[Figure content listings]
-- START --

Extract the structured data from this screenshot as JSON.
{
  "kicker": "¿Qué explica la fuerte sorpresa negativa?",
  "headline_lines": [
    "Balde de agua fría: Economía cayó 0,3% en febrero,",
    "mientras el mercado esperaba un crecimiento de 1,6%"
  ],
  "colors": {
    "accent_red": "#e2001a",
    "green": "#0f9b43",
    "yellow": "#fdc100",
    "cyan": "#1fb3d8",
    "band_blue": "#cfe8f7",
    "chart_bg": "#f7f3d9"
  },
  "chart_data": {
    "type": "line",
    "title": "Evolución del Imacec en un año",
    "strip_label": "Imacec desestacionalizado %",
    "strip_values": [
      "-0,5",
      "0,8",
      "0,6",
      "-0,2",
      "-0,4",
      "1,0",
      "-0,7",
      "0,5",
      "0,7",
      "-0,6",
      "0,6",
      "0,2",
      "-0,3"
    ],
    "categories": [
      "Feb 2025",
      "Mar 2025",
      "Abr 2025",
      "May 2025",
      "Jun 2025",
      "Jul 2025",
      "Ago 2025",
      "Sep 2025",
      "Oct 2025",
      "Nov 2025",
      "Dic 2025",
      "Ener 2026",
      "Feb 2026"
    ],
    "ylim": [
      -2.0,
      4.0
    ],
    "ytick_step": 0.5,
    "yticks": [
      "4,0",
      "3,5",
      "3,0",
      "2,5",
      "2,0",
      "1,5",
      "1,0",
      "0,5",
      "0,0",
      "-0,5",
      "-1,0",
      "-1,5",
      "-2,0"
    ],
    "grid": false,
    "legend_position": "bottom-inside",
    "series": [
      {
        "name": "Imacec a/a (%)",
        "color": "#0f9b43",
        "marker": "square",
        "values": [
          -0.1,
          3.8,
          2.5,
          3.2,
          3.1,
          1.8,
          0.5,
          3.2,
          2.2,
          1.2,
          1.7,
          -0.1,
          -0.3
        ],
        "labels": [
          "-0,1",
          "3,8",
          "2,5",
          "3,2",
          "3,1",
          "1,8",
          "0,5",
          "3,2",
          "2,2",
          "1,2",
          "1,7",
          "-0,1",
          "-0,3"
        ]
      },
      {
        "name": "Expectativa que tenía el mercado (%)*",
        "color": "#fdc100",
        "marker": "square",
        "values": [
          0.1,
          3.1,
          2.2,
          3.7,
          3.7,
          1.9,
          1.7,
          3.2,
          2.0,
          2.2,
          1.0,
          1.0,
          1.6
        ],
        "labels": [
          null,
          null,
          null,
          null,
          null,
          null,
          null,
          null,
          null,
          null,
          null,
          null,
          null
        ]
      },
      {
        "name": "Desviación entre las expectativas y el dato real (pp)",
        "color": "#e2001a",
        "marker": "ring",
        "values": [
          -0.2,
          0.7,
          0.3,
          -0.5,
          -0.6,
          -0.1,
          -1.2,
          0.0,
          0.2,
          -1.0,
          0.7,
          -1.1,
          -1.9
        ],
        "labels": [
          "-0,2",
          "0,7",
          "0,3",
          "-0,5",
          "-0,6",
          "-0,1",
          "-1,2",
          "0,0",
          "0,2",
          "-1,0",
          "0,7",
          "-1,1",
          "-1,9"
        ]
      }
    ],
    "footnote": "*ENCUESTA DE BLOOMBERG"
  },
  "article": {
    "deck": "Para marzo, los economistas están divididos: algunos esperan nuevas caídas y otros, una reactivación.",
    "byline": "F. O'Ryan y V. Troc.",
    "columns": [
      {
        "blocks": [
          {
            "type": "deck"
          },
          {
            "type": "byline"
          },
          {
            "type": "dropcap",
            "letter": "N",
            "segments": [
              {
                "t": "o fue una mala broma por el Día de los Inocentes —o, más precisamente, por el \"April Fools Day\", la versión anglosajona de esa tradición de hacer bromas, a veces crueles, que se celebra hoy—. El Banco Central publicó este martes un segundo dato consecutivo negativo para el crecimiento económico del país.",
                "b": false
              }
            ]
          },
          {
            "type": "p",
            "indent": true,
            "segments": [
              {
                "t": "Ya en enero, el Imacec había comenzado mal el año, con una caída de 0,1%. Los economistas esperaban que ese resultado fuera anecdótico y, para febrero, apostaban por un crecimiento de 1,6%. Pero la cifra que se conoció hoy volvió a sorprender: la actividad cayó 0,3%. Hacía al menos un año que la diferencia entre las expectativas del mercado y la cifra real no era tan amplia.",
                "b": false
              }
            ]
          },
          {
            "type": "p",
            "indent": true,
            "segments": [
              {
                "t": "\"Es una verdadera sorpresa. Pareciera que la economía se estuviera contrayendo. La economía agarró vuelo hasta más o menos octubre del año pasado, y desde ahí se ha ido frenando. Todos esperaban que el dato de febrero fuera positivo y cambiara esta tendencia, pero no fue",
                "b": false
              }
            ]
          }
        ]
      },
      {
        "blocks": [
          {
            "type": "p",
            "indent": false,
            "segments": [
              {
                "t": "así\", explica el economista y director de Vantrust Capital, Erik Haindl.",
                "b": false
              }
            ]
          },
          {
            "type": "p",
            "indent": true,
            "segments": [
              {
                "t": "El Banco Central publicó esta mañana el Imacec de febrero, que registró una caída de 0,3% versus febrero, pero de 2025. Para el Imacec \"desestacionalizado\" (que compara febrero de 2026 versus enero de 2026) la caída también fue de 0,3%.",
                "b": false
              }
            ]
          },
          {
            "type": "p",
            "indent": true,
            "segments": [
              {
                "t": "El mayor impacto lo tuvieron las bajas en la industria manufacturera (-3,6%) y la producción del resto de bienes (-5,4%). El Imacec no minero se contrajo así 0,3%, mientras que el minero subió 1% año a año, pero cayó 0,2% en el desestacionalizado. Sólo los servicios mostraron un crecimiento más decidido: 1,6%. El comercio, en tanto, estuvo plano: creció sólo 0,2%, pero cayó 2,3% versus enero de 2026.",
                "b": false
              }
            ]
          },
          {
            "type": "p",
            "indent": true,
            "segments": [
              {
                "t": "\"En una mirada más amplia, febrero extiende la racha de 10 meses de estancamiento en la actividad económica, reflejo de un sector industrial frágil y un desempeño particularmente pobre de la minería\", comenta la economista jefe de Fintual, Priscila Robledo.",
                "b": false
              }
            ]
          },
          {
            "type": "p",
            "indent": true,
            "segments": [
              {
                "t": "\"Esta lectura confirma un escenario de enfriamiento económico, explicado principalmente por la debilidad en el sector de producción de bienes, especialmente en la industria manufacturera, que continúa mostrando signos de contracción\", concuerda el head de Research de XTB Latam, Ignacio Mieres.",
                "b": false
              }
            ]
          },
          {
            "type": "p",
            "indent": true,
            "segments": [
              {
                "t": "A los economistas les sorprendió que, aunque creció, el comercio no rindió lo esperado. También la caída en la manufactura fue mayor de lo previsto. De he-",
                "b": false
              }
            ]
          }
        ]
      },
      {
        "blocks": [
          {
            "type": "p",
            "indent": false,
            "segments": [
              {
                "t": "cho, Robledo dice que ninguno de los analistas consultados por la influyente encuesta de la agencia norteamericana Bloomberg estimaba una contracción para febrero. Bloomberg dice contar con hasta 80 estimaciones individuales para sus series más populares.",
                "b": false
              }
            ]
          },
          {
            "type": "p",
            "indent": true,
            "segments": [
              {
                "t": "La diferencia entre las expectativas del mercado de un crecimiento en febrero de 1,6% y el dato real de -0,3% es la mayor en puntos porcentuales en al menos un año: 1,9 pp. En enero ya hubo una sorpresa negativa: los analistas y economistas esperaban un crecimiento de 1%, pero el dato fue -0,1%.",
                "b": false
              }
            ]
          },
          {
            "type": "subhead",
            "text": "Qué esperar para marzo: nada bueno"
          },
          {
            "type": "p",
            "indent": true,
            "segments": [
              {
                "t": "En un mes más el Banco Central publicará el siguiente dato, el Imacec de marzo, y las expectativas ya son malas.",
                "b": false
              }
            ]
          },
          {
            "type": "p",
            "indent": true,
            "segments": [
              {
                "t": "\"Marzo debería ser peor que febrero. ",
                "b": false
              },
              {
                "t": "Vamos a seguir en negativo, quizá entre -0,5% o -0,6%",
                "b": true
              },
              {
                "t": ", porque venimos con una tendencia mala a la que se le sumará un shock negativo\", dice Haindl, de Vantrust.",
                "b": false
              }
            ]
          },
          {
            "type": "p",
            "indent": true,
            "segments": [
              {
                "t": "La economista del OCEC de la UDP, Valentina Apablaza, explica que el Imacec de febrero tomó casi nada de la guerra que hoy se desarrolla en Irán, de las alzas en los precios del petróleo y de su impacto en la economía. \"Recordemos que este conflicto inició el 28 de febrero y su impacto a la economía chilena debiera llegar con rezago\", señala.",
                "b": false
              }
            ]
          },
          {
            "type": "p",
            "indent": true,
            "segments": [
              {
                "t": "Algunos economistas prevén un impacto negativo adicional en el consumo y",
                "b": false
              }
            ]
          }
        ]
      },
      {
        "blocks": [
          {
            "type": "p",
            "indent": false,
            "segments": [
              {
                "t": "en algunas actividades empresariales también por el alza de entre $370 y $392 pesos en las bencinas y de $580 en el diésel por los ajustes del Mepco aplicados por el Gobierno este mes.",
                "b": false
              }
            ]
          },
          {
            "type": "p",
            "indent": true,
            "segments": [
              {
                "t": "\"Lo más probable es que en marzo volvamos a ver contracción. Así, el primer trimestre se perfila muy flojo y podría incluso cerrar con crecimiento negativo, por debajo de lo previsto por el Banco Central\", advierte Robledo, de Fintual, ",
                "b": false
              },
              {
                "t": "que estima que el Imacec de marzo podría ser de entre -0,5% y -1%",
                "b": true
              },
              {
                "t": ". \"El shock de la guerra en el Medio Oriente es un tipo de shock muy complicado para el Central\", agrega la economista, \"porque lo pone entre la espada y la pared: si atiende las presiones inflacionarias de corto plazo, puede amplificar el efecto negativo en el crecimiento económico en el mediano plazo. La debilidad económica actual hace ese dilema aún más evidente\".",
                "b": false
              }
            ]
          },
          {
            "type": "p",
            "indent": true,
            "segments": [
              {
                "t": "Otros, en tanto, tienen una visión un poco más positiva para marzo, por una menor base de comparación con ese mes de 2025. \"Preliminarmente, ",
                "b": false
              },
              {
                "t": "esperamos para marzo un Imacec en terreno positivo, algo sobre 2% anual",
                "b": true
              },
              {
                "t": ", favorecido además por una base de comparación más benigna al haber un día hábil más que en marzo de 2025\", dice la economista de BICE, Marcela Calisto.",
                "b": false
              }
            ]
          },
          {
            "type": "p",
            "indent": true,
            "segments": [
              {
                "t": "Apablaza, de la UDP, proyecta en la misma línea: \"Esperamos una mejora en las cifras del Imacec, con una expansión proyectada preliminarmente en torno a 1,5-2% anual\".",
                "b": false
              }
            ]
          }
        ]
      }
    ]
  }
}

-- END --

EXERCISE INSTRUCTIONS:
Review the preceding data and report every line that includes the string "negativo".

SOLUTION FOR THIS TASK:
                "t": "o fue una mala broma por el Día de los Inocentes —o, más precisamente, por el \"April Fools Day\", la versión anglosajona de esa tradición de hacer bromas, a veces crueles, que se celebra hoy—. El Banco Central publicó este martes un segundo dato consecutivo negativo para el crecimiento económico del país.",
                "t": "Vamos a seguir en negativo, quizá entre -0,5% o -0,6%",
                "t": ", porque venimos con una tendencia mala a la que se le sumará un shock negativo\", dice Haindl, de Vantrust.",
                "t": "Algunos economistas prevén un impacto negativo adicional en el consumo y",
                "t": "\"Lo más probable es que en marzo volvamos a ver contracción. Así, el primer trimestre se perfila muy flojo y podría incluso cerrar con crecimiento negativo, por debajo de lo previsto por el Banco Central\", advierte Robledo, de Fintual, ",
                "t": ". \"El shock de la guerra en el Medio Oriente es un tipo de shock muy complicado para el Central\", agrega la economista, \"porque lo pone entre la espada y la pared: si atiende las presiones inflacionarias de corto plazo, puede amplificar el efecto negativo en el crecimiento económico en el mediano plazo. La debilidad económica actual hace ese dilema aún más evidente\".",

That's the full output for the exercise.